- Short task -
Exactly repeat the material, dropping every picture from the copy.

- Records to process -
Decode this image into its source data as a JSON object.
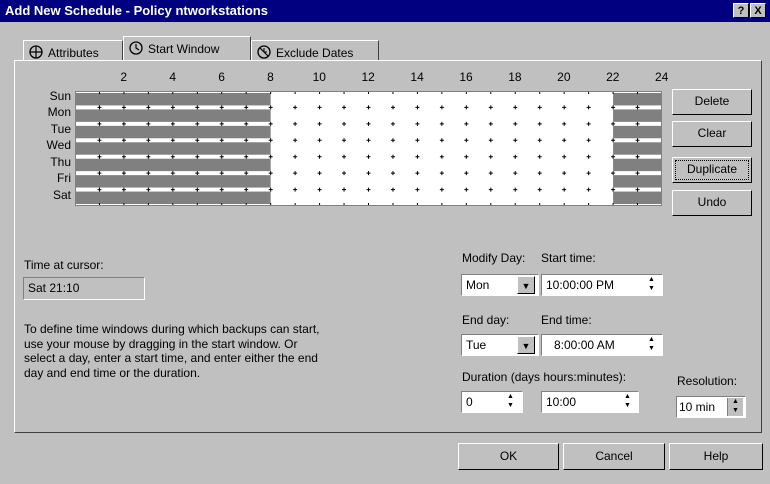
{
  "window": {
    "title": "Add New Schedule - Policy ntworkstations",
    "help_btn": "?",
    "close_btn": "X"
  },
  "tabs": [
    {
      "label": "Attributes"
    },
    {
      "label": "Start Window"
    },
    {
      "label": "Exclude Dates"
    }
  ],
  "grid": {
    "hour_labels": [
      "2",
      "4",
      "6",
      "8",
      "10",
      "12",
      "14",
      "16",
      "18",
      "20",
      "22",
      "24"
    ],
    "days": [
      "Sun",
      "Mon",
      "Tue",
      "Wed",
      "Thu",
      "Fri",
      "Sat"
    ],
    "windows": [
      {
        "day": "Sun",
        "ranges": [
          [
            0,
            8
          ],
          [
            22,
            24
          ]
        ]
      },
      {
        "day": "Mon",
        "ranges": [
          [
            0,
            8
          ],
          [
            22,
            24
          ]
        ]
      },
      {
        "day": "Tue",
        "ranges": [
          [
            0,
            8
          ],
          [
            22,
            24
          ]
        ]
      },
      {
        "day": "Wed",
        "ranges": [
          [
            0,
            8
          ],
          [
            22,
            24
          ]
        ]
      },
      {
        "day": "Thu",
        "ranges": [
          [
            0,
            8
          ],
          [
            22,
            24
          ]
        ]
      },
      {
        "day": "Fri",
        "ranges": [
          [
            0,
            8
          ],
          [
            22,
            24
          ]
        ]
      },
      {
        "day": "Sat",
        "ranges": [
          [
            0,
            8
          ],
          [
            22,
            24
          ]
        ]
      }
    ],
    "bar_color": "#808080"
  },
  "side_buttons": {
    "delete": "Delete",
    "clear": "Clear",
    "duplicate": "Duplicate",
    "undo": "Undo"
  },
  "cursor": {
    "label": "Time at cursor:",
    "value": "Sat 21:10"
  },
  "instructions": [
    "To define time windows during which backups can start,",
    "use your mouse by dragging in the start window.  Or",
    "select a day, enter a start time, and enter either the end",
    "day and end time or the duration."
  ],
  "form": {
    "modify_day_label": "Modify Day:",
    "modify_day_value": "Mon",
    "start_time_label": "Start time:",
    "start_time_value": "10:00:00 PM",
    "end_day_label": "End day:",
    "end_day_value": "Tue",
    "end_time_label": "End time:",
    "end_time_value": "8:00:00 AM",
    "duration_label": "Duration (days hours:minutes):",
    "duration_days": "0",
    "duration_time": "10:00",
    "resolution_label": "Resolution:",
    "resolution_value": "10 min"
  },
  "footer": {
    "ok": "OK",
    "cancel": "Cancel",
    "help": "Help"
  }
}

- Response -
Decode this image into its source data as a JSON object.
{
  "window": {
    "title": "Add New Schedule - Policy ntworkstations",
    "help_btn": "?",
    "close_btn": "X"
  },
  "tabs": [
    {
      "label": "Attributes"
    },
    {
      "label": "Start Window"
    },
    {
      "label": "Exclude Dates"
    }
  ],
  "grid": {
    "hour_labels": [
      "2",
      "4",
      "6",
      "8",
      "10",
      "12",
      "14",
      "16",
      "18",
      "20",
      "22",
      "24"
    ],
    "days": [
      "Sun",
      "Mon",
      "Tue",
      "Wed",
      "Thu",
      "Fri",
      "Sat"
    ],
    "windows": [
      {
        "day": "Sun",
        "ranges": [
          [
            0,
            8
          ],
          [
            22,
            24
          ]
        ]
      },
      {
        "day": "Mon",
        "ranges": [
          [
            0,
            8
          ],
          [
            22,
            24
          ]
        ]
      },
      {
        "day": "Tue",
        "ranges": [
          [
            0,
            8
          ],
          [
            22,
            24
          ]
        ]
      },
      {
        "day": "Wed",
        "ranges": [
          [
            0,
            8
          ],
          [
            22,
            24
          ]
        ]
      },
      {
        "day": "Thu",
        "ranges": [
          [
            0,
            8
          ],
          [
            22,
            24
          ]
        ]
      },
      {
        "day": "Fri",
        "ranges": [
          [
            0,
            8
          ],
          [
            22,
            24
          ]
        ]
      },
      {
        "day": "Sat",
        "ranges": [
          [
            0,
            8
          ],
          [
            22,
            24
          ]
        ]
      }
    ],
    "bar_color": "#808080"
  },
  "side_buttons": {
    "delete": "Delete",
    "clear": "Clear",
    "duplicate": "Duplicate",
    "undo": "Undo"
  },
  "cursor": {
    "label": "Time at cursor:",
    "value": "Sat 21:10"
  },
  "instructions": [
    "To define time windows during which backups can start,",
    "use your mouse by dragging in the start window.  Or",
    "select a day, enter a start time, and enter either the end",
    "day and end time or the duration."
  ],
  "form": {
    "modify_day_label": "Modify Day:",
    "modify_day_value": "Mon",
    "start_time_label": "Start time:",
    "start_time_value": "10:00:00 PM",
    "end_day_label": "End day:",
    "end_day_value": "Tue",
    "end_time_label": "End time:",
    "end_time_value": "8:00:00 AM",
    "duration_label": "Duration (days hours:minutes):",
    "duration_days": "0",
    "duration_time": "10:00",
    "resolution_label": "Resolution:",
    "resolution_value": "10 min"
  },
  "footer": {
    "ok": "OK",
    "cancel": "Cancel",
    "help": "Help"
  }
}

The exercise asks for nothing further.